Copy out the entries in full and with complete accuracy; pictures are excluded.

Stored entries

---------------

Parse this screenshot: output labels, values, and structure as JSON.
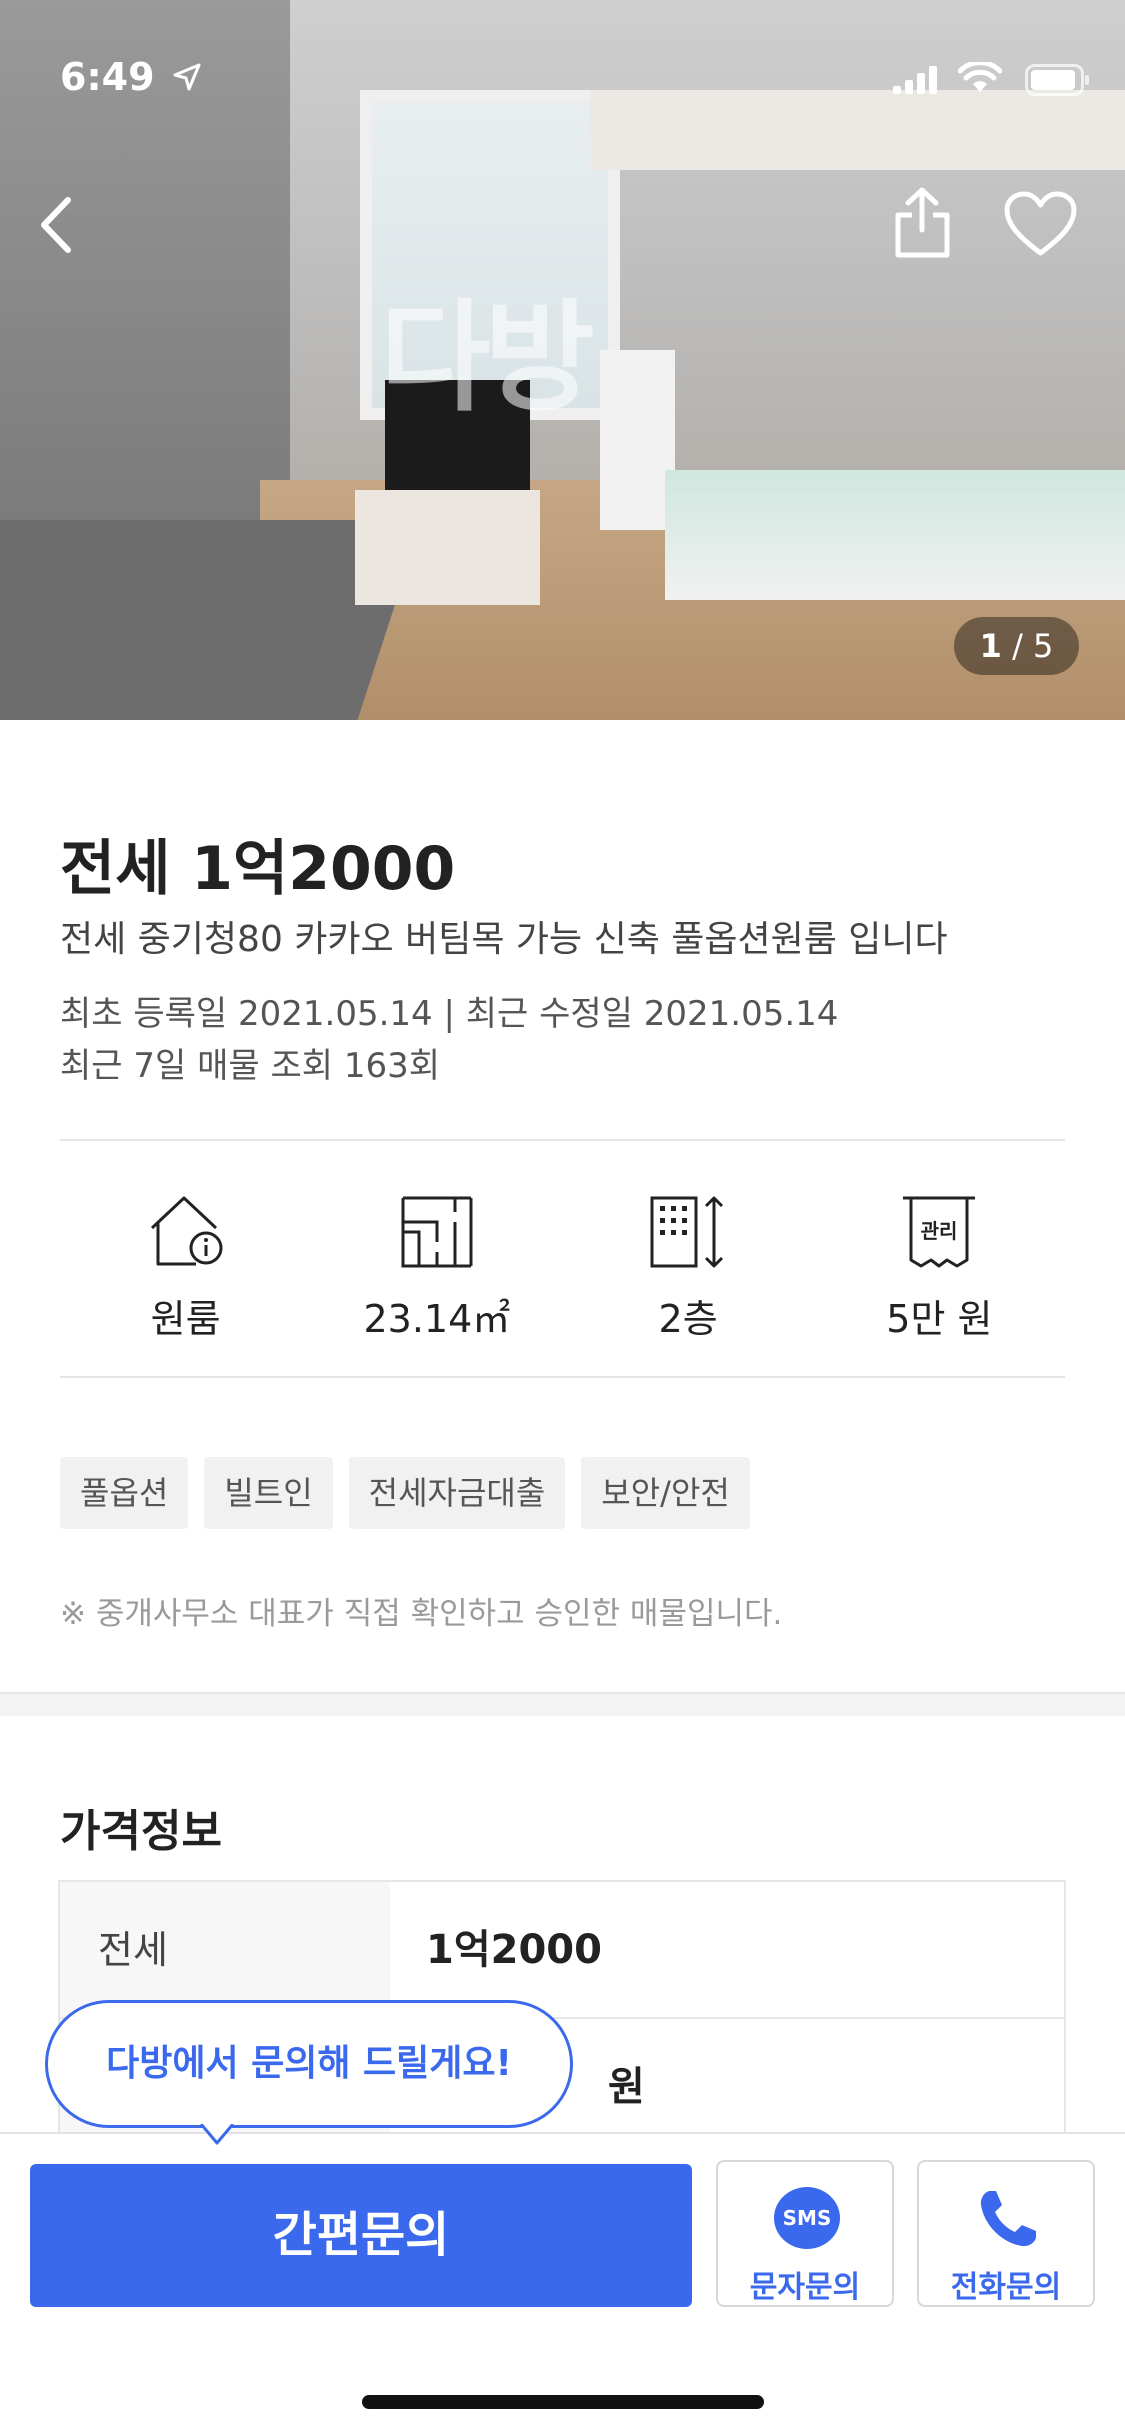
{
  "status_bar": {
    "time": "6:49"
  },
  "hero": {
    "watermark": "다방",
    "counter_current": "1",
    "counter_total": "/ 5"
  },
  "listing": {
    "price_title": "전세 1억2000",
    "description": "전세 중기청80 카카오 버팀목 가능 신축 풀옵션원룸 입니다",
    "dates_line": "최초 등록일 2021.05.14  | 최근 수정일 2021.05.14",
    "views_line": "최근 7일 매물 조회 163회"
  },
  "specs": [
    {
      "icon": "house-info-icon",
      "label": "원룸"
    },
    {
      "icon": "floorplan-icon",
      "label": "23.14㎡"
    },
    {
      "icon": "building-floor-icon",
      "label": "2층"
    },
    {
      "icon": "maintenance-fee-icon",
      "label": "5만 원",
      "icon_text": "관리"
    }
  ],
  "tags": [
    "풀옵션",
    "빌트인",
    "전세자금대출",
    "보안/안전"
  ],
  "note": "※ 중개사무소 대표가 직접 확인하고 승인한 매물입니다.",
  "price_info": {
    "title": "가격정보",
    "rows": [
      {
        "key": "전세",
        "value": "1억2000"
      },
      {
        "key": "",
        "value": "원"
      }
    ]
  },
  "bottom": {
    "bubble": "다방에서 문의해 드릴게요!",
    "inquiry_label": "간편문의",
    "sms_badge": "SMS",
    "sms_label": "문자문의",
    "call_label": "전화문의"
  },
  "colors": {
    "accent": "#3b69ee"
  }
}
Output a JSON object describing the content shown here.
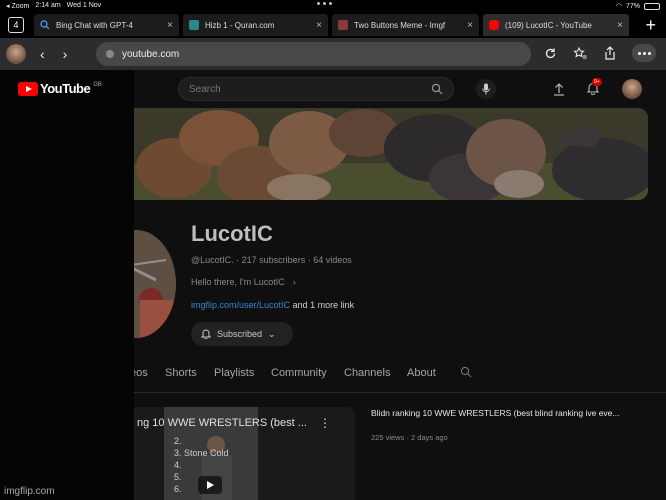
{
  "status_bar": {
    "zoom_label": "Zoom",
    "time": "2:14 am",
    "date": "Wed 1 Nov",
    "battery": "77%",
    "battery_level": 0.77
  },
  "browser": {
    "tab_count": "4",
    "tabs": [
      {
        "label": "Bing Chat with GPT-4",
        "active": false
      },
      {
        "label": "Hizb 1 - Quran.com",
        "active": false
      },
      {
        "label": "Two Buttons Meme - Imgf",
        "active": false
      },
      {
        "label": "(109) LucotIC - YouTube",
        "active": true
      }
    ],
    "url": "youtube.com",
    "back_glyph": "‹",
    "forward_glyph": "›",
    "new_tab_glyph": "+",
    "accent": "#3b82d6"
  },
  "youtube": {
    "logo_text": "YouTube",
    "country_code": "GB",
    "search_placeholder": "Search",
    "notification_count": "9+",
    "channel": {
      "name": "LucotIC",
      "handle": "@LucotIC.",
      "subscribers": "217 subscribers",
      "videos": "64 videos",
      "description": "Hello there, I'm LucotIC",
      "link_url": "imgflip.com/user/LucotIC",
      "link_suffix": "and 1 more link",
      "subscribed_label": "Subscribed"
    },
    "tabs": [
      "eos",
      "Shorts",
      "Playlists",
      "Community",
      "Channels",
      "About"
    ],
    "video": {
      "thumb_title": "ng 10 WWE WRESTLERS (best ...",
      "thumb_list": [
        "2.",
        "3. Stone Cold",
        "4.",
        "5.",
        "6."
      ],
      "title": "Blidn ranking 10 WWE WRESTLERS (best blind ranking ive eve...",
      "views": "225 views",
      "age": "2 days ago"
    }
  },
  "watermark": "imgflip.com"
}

---------------

* Correct response
Parse this screenshot: output labels, values, and structure as JSON.
{
  "status_bar": {
    "time": "6:49"
  },
  "hero": {
    "watermark": "다방",
    "counter_current": "1",
    "counter_total": "/ 5"
  },
  "listing": {
    "price_title": "전세 1억2000",
    "description": "전세 중기청80 카카오 버팀목 가능 신축 풀옵션원룸 입니다",
    "dates_line": "최초 등록일 2021.05.14  | 최근 수정일 2021.05.14",
    "views_line": "최근 7일 매물 조회 163회"
  },
  "specs": [
    {
      "icon": "house-info-icon",
      "label": "원룸"
    },
    {
      "icon": "floorplan-icon",
      "label": "23.14㎡"
    },
    {
      "icon": "building-floor-icon",
      "label": "2층"
    },
    {
      "icon": "maintenance-fee-icon",
      "label": "5만 원",
      "icon_text": "관리"
    }
  ],
  "tags": [
    "풀옵션",
    "빌트인",
    "전세자금대출",
    "보안/안전"
  ],
  "note": "※ 중개사무소 대표가 직접 확인하고 승인한 매물입니다.",
  "price_info": {
    "title": "가격정보",
    "rows": [
      {
        "key": "전세",
        "value": "1억2000"
      },
      {
        "key": "",
        "value": "원"
      }
    ]
  },
  "bottom": {
    "bubble": "다방에서 문의해 드릴게요!",
    "inquiry_label": "간편문의",
    "sms_badge": "SMS",
    "sms_label": "문자문의",
    "call_label": "전화문의"
  },
  "colors": {
    "accent": "#3b69ee"
  }
}
Output a JSON object describing the content shown here.
{
  "status_bar": {
    "zoom_label": "Zoom",
    "time": "2:14 am",
    "date": "Wed 1 Nov",
    "battery": "77%",
    "battery_level": 0.77
  },
  "browser": {
    "tab_count": "4",
    "tabs": [
      {
        "label": "Bing Chat with GPT-4",
        "active": false
      },
      {
        "label": "Hizb 1 - Quran.com",
        "active": false
      },
      {
        "label": "Two Buttons Meme - Imgf",
        "active": false
      },
      {
        "label": "(109) LucotIC - YouTube",
        "active": true
      }
    ],
    "url": "youtube.com",
    "back_glyph": "‹",
    "forward_glyph": "›",
    "new_tab_glyph": "+",
    "accent": "#3b82d6"
  },
  "youtube": {
    "logo_text": "YouTube",
    "country_code": "GB",
    "search_placeholder": "Search",
    "notification_count": "9+",
    "channel": {
      "name": "LucotIC",
      "handle": "@LucotIC.",
      "subscribers": "217 subscribers",
      "videos": "64 videos",
      "description": "Hello there, I'm LucotIC",
      "link_url": "imgflip.com/user/LucotIC",
      "link_suffix": "and 1 more link",
      "subscribed_label": "Subscribed"
    },
    "tabs": [
      "eos",
      "Shorts",
      "Playlists",
      "Community",
      "Channels",
      "About"
    ],
    "video": {
      "thumb_title": "ng 10 WWE WRESTLERS (best ...",
      "thumb_list": [
        "2.",
        "3. Stone Cold",
        "4.",
        "5.",
        "6."
      ],
      "title": "Blidn ranking 10 WWE WRESTLERS (best blind ranking ive eve...",
      "views": "225 views",
      "age": "2 days ago"
    }
  },
  "watermark": "imgflip.com"
}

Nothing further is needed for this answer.